Extracts from a graphics dataset:

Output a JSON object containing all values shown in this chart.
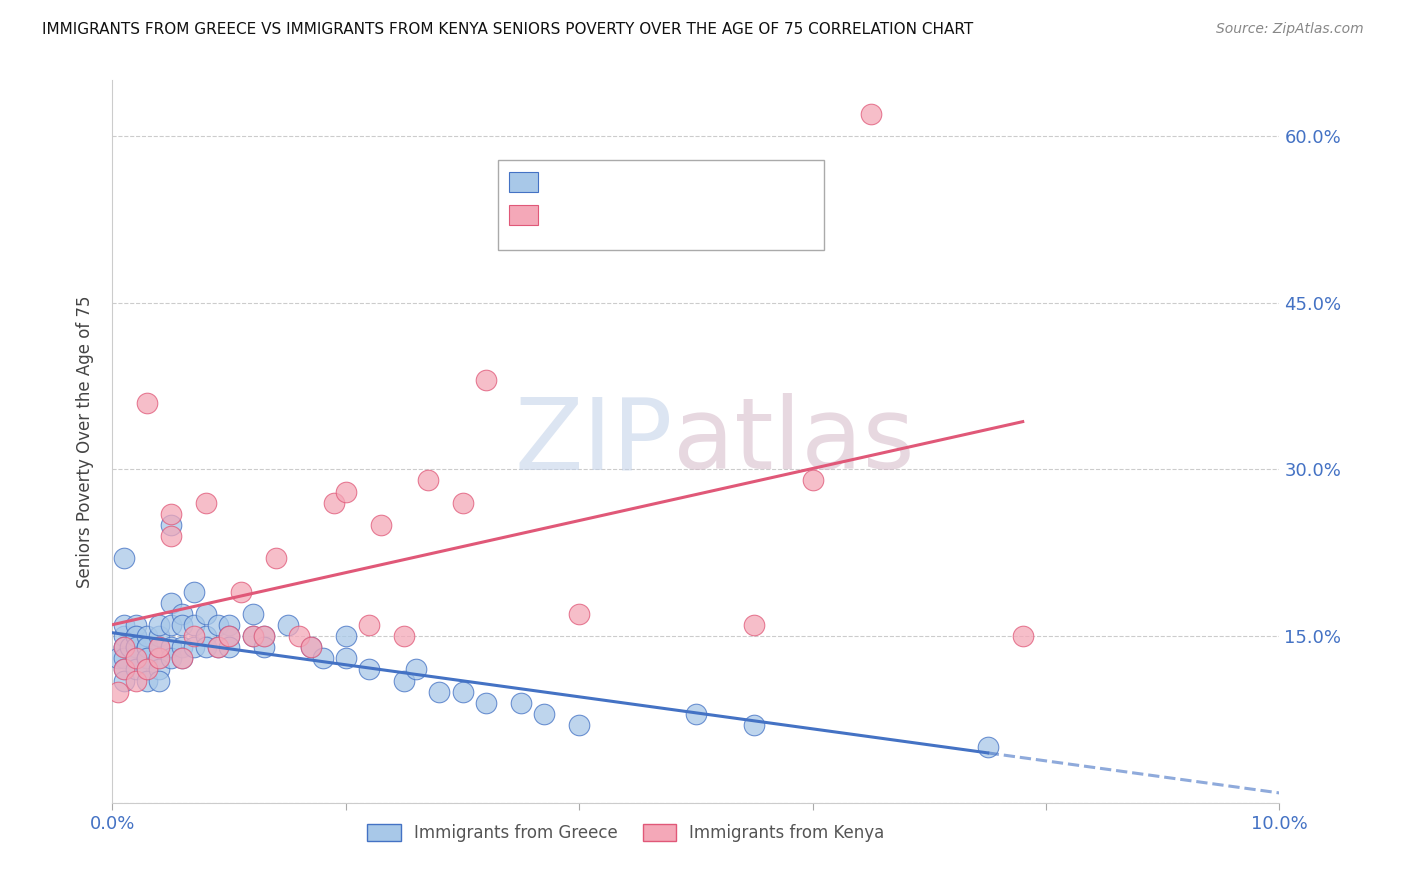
{
  "title": "IMMIGRANTS FROM GREECE VS IMMIGRANTS FROM KENYA SENIORS POVERTY OVER THE AGE OF 75 CORRELATION CHART",
  "source": "Source: ZipAtlas.com",
  "ylabel": "Seniors Poverty Over the Age of 75",
  "legend_label1": "Immigrants from Greece",
  "legend_label2": "Immigrants from Kenya",
  "xlim": [
    0.0,
    0.1
  ],
  "ylim": [
    0.0,
    0.65
  ],
  "yticks": [
    0.0,
    0.15,
    0.3,
    0.45,
    0.6
  ],
  "ytick_labels": [
    "",
    "15.0%",
    "30.0%",
    "45.0%",
    "60.0%"
  ],
  "xticks": [
    0.0,
    0.02,
    0.04,
    0.06,
    0.08,
    0.1
  ],
  "xtick_labels": [
    "0.0%",
    "",
    "",
    "",
    "",
    "10.0%"
  ],
  "color_greece": "#a8c8e8",
  "color_kenya": "#f4a8b8",
  "color_greece_line": "#4472c4",
  "color_kenya_line": "#e05878",
  "color_axis_text": "#4472c4",
  "greece_x": [
    0.0005,
    0.001,
    0.001,
    0.001,
    0.001,
    0.001,
    0.001,
    0.001,
    0.001,
    0.0015,
    0.002,
    0.002,
    0.002,
    0.002,
    0.002,
    0.002,
    0.002,
    0.002,
    0.003,
    0.003,
    0.003,
    0.003,
    0.003,
    0.003,
    0.003,
    0.004,
    0.004,
    0.004,
    0.004,
    0.004,
    0.004,
    0.005,
    0.005,
    0.005,
    0.005,
    0.005,
    0.006,
    0.006,
    0.006,
    0.006,
    0.007,
    0.007,
    0.007,
    0.008,
    0.008,
    0.008,
    0.009,
    0.009,
    0.01,
    0.01,
    0.01,
    0.012,
    0.012,
    0.013,
    0.013,
    0.015,
    0.017,
    0.018,
    0.02,
    0.02,
    0.022,
    0.025,
    0.026,
    0.028,
    0.03,
    0.032,
    0.035,
    0.037,
    0.04,
    0.05,
    0.055,
    0.075
  ],
  "greece_y": [
    0.13,
    0.22,
    0.14,
    0.15,
    0.16,
    0.14,
    0.13,
    0.12,
    0.11,
    0.14,
    0.15,
    0.14,
    0.13,
    0.16,
    0.15,
    0.14,
    0.13,
    0.12,
    0.14,
    0.13,
    0.15,
    0.14,
    0.13,
    0.12,
    0.11,
    0.15,
    0.16,
    0.14,
    0.13,
    0.12,
    0.11,
    0.25,
    0.18,
    0.16,
    0.14,
    0.13,
    0.17,
    0.16,
    0.14,
    0.13,
    0.19,
    0.16,
    0.14,
    0.17,
    0.15,
    0.14,
    0.16,
    0.14,
    0.16,
    0.15,
    0.14,
    0.17,
    0.15,
    0.15,
    0.14,
    0.16,
    0.14,
    0.13,
    0.15,
    0.13,
    0.12,
    0.11,
    0.12,
    0.1,
    0.1,
    0.09,
    0.09,
    0.08,
    0.07,
    0.08,
    0.07,
    0.05
  ],
  "kenya_x": [
    0.0005,
    0.001,
    0.001,
    0.002,
    0.002,
    0.003,
    0.003,
    0.004,
    0.004,
    0.005,
    0.005,
    0.006,
    0.007,
    0.008,
    0.009,
    0.01,
    0.011,
    0.012,
    0.013,
    0.014,
    0.016,
    0.017,
    0.019,
    0.02,
    0.022,
    0.023,
    0.025,
    0.027,
    0.03,
    0.032,
    0.04,
    0.055,
    0.06,
    0.065,
    0.078
  ],
  "kenya_y": [
    0.1,
    0.12,
    0.14,
    0.13,
    0.11,
    0.36,
    0.12,
    0.13,
    0.14,
    0.24,
    0.26,
    0.13,
    0.15,
    0.27,
    0.14,
    0.15,
    0.19,
    0.15,
    0.15,
    0.22,
    0.15,
    0.14,
    0.27,
    0.28,
    0.16,
    0.25,
    0.15,
    0.29,
    0.27,
    0.38,
    0.17,
    0.16,
    0.29,
    0.62,
    0.15
  ]
}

What you need to do:
Make an exact copy of every record, pictures excluded.

Complete output:
Output a JSON object containing all values shown in this chart.
{
  "title": "IMMIGRANTS FROM GREECE VS IMMIGRANTS FROM KENYA SENIORS POVERTY OVER THE AGE OF 75 CORRELATION CHART",
  "source": "Source: ZipAtlas.com",
  "ylabel": "Seniors Poverty Over the Age of 75",
  "legend_label1": "Immigrants from Greece",
  "legend_label2": "Immigrants from Kenya",
  "xlim": [
    0.0,
    0.1
  ],
  "ylim": [
    0.0,
    0.65
  ],
  "yticks": [
    0.0,
    0.15,
    0.3,
    0.45,
    0.6
  ],
  "ytick_labels": [
    "",
    "15.0%",
    "30.0%",
    "45.0%",
    "60.0%"
  ],
  "xticks": [
    0.0,
    0.02,
    0.04,
    0.06,
    0.08,
    0.1
  ],
  "xtick_labels": [
    "0.0%",
    "",
    "",
    "",
    "",
    "10.0%"
  ],
  "color_greece": "#a8c8e8",
  "color_kenya": "#f4a8b8",
  "color_greece_line": "#4472c4",
  "color_kenya_line": "#e05878",
  "color_axis_text": "#4472c4",
  "greece_x": [
    0.0005,
    0.001,
    0.001,
    0.001,
    0.001,
    0.001,
    0.001,
    0.001,
    0.001,
    0.0015,
    0.002,
    0.002,
    0.002,
    0.002,
    0.002,
    0.002,
    0.002,
    0.002,
    0.003,
    0.003,
    0.003,
    0.003,
    0.003,
    0.003,
    0.003,
    0.004,
    0.004,
    0.004,
    0.004,
    0.004,
    0.004,
    0.005,
    0.005,
    0.005,
    0.005,
    0.005,
    0.006,
    0.006,
    0.006,
    0.006,
    0.007,
    0.007,
    0.007,
    0.008,
    0.008,
    0.008,
    0.009,
    0.009,
    0.01,
    0.01,
    0.01,
    0.012,
    0.012,
    0.013,
    0.013,
    0.015,
    0.017,
    0.018,
    0.02,
    0.02,
    0.022,
    0.025,
    0.026,
    0.028,
    0.03,
    0.032,
    0.035,
    0.037,
    0.04,
    0.05,
    0.055,
    0.075
  ],
  "greece_y": [
    0.13,
    0.22,
    0.14,
    0.15,
    0.16,
    0.14,
    0.13,
    0.12,
    0.11,
    0.14,
    0.15,
    0.14,
    0.13,
    0.16,
    0.15,
    0.14,
    0.13,
    0.12,
    0.14,
    0.13,
    0.15,
    0.14,
    0.13,
    0.12,
    0.11,
    0.15,
    0.16,
    0.14,
    0.13,
    0.12,
    0.11,
    0.25,
    0.18,
    0.16,
    0.14,
    0.13,
    0.17,
    0.16,
    0.14,
    0.13,
    0.19,
    0.16,
    0.14,
    0.17,
    0.15,
    0.14,
    0.16,
    0.14,
    0.16,
    0.15,
    0.14,
    0.17,
    0.15,
    0.15,
    0.14,
    0.16,
    0.14,
    0.13,
    0.15,
    0.13,
    0.12,
    0.11,
    0.12,
    0.1,
    0.1,
    0.09,
    0.09,
    0.08,
    0.07,
    0.08,
    0.07,
    0.05
  ],
  "kenya_x": [
    0.0005,
    0.001,
    0.001,
    0.002,
    0.002,
    0.003,
    0.003,
    0.004,
    0.004,
    0.005,
    0.005,
    0.006,
    0.007,
    0.008,
    0.009,
    0.01,
    0.011,
    0.012,
    0.013,
    0.014,
    0.016,
    0.017,
    0.019,
    0.02,
    0.022,
    0.023,
    0.025,
    0.027,
    0.03,
    0.032,
    0.04,
    0.055,
    0.06,
    0.065,
    0.078
  ],
  "kenya_y": [
    0.1,
    0.12,
    0.14,
    0.13,
    0.11,
    0.36,
    0.12,
    0.13,
    0.14,
    0.24,
    0.26,
    0.13,
    0.15,
    0.27,
    0.14,
    0.15,
    0.19,
    0.15,
    0.15,
    0.22,
    0.15,
    0.14,
    0.27,
    0.28,
    0.16,
    0.25,
    0.15,
    0.29,
    0.27,
    0.38,
    0.17,
    0.16,
    0.29,
    0.62,
    0.15
  ]
}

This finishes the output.